━━━━━ INPUT MATERIAL ━━━━━

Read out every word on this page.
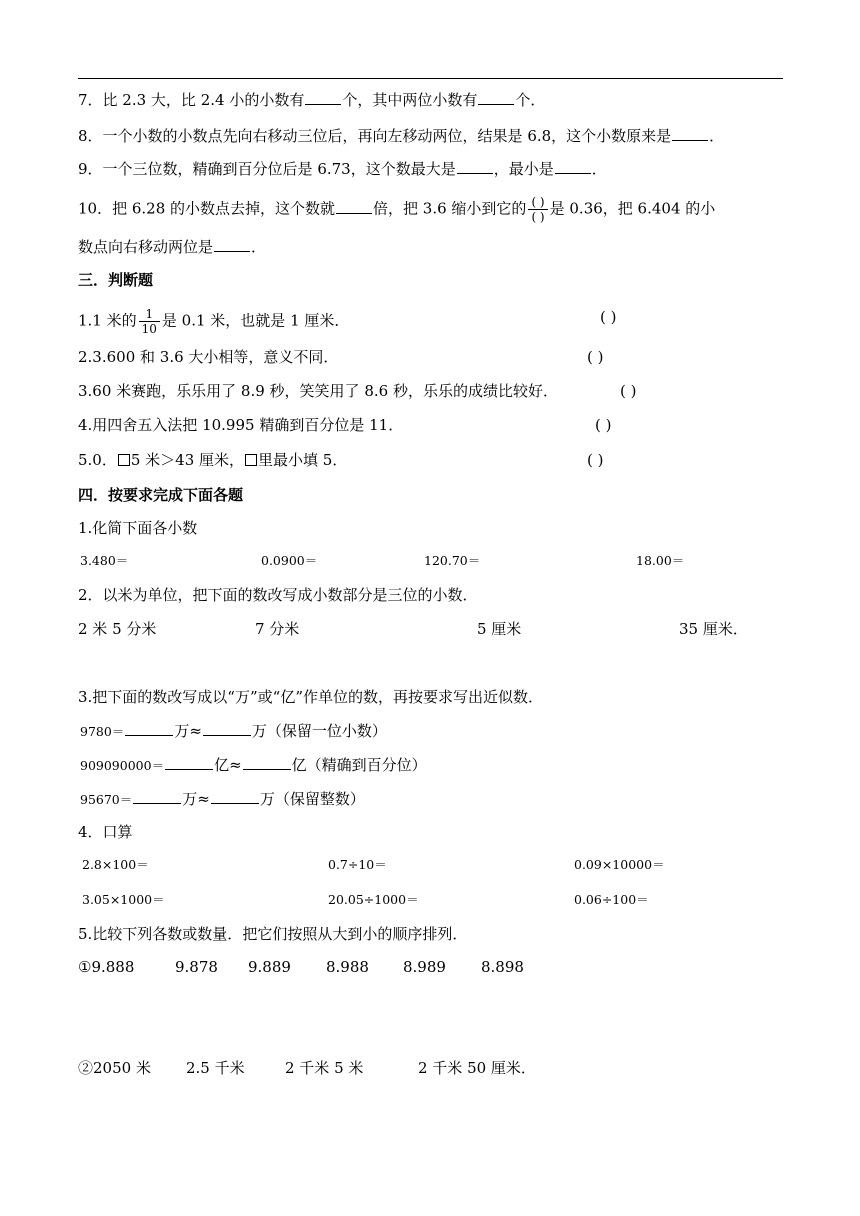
7．比 2.3 大，比 2.4 小的小数有	个，其中两位小数有	个．
8．一个小数的小数点先向右移动三位后，再向左移动两位，结果是 6.8，这个小数原来是	．
9．一个三位数，精确到百分位后是 6.73，这个数最大是	，最小是	．
10．把 6.28 的小数点去掉，这个数就	倍，把 3.6 缩小到它的 $\frac{( )}{( )}$ 是 0.36，把 6.404 的小
数点向右移动两位是	．
三．判断题
1.1 米的 $\frac{1}{10}$ 是 0.1 米，也就是 1 厘米．	( )
2.3.600 和 3.6 大小相等，意义不同．	( )
3.60 米赛跑，乐乐用了 8.9 秒，笑笑用了 8.6 秒，乐乐的成绩比较好．	( )
4.用四舍五入法把 10.995 精确到百分位是 11．	( )
5.0． 5 米＞43 厘米， 里最小填 5．	( )
四．按要求完成下面各题
1.化简下面各小数
3.480＝	0.0900＝	120.70＝	18.00＝
2．以米为单位，把下面的数改写成小数部分是三位的小数．
2 米 5 分米	7 分米	5 厘米	35 厘米．
3.把下面的数改写成以“万”或“亿”作单位的数，再按要求写出近似数．
9780＝	万≈	万（保留一位小数）
909090000＝	亿≈	亿（精确到百分位）
95670＝	万≈	万（保留整数）
4．口算
2.8×100＝	0.7÷10＝	0.09×10000＝
3.05×1000＝	20.05÷1000＝	0.06÷100＝
5.比较下列各数或数量．把它们按照从大到小的顺序排列．
①9.888	9.878 9.889 8.988 8.989 8.898
②2050 米 2.5 千米	2 千米 5 米	2 千米 50 厘米．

━━━━━

__EXERCISE BRIEF__: Reproduce the full material exactly, excluding the pictures.

__CORRECT ANSWER__:
Read out every word on this page.
7．比 2.3 大，比 2.4 小的小数有	个，其中两位小数有	个．
8．一个小数的小数点先向右移动三位后，再向左移动两位，结果是 6.8，这个小数原来是	．
9．一个三位数，精确到百分位后是 6.73，这个数最大是	，最小是	．
10．把 6.28 的小数点去掉，这个数就	倍，把 3.6 缩小到它的 $\frac{( )}{( )}$ 是 0.36，把 6.404 的小
数点向右移动两位是	．
三．判断题
1.1 米的 $\frac{1}{10}$ 是 0.1 米，也就是 1 厘米．	( )
2.3.600 和 3.6 大小相等，意义不同．	( )
3.60 米赛跑，乐乐用了 8.9 秒，笑笑用了 8.6 秒，乐乐的成绩比较好．	( )
4.用四舍五入法把 10.995 精确到百分位是 11．	( )
5.0． 5 米＞43 厘米， 里最小填 5．	( )
四．按要求完成下面各题
1.化简下面各小数
3.480＝	0.0900＝	120.70＝	18.00＝
2．以米为单位，把下面的数改写成小数部分是三位的小数．
2 米 5 分米	7 分米	5 厘米	35 厘米．
3.把下面的数改写成以“万”或“亿”作单位的数，再按要求写出近似数．
9780＝	万≈	万（保留一位小数）
909090000＝	亿≈	亿（精确到百分位）
95670＝	万≈	万（保留整数）
4．口算
2.8×100＝	0.7÷10＝	0.09×10000＝
3.05×1000＝	20.05÷1000＝	0.06÷100＝
5.比较下列各数或数量．把它们按照从大到小的顺序排列．
①9.888	9.878 9.889 8.988 8.989 8.898
②2050 米 2.5 千米	2 千米 5 米	2 千米 50 厘米．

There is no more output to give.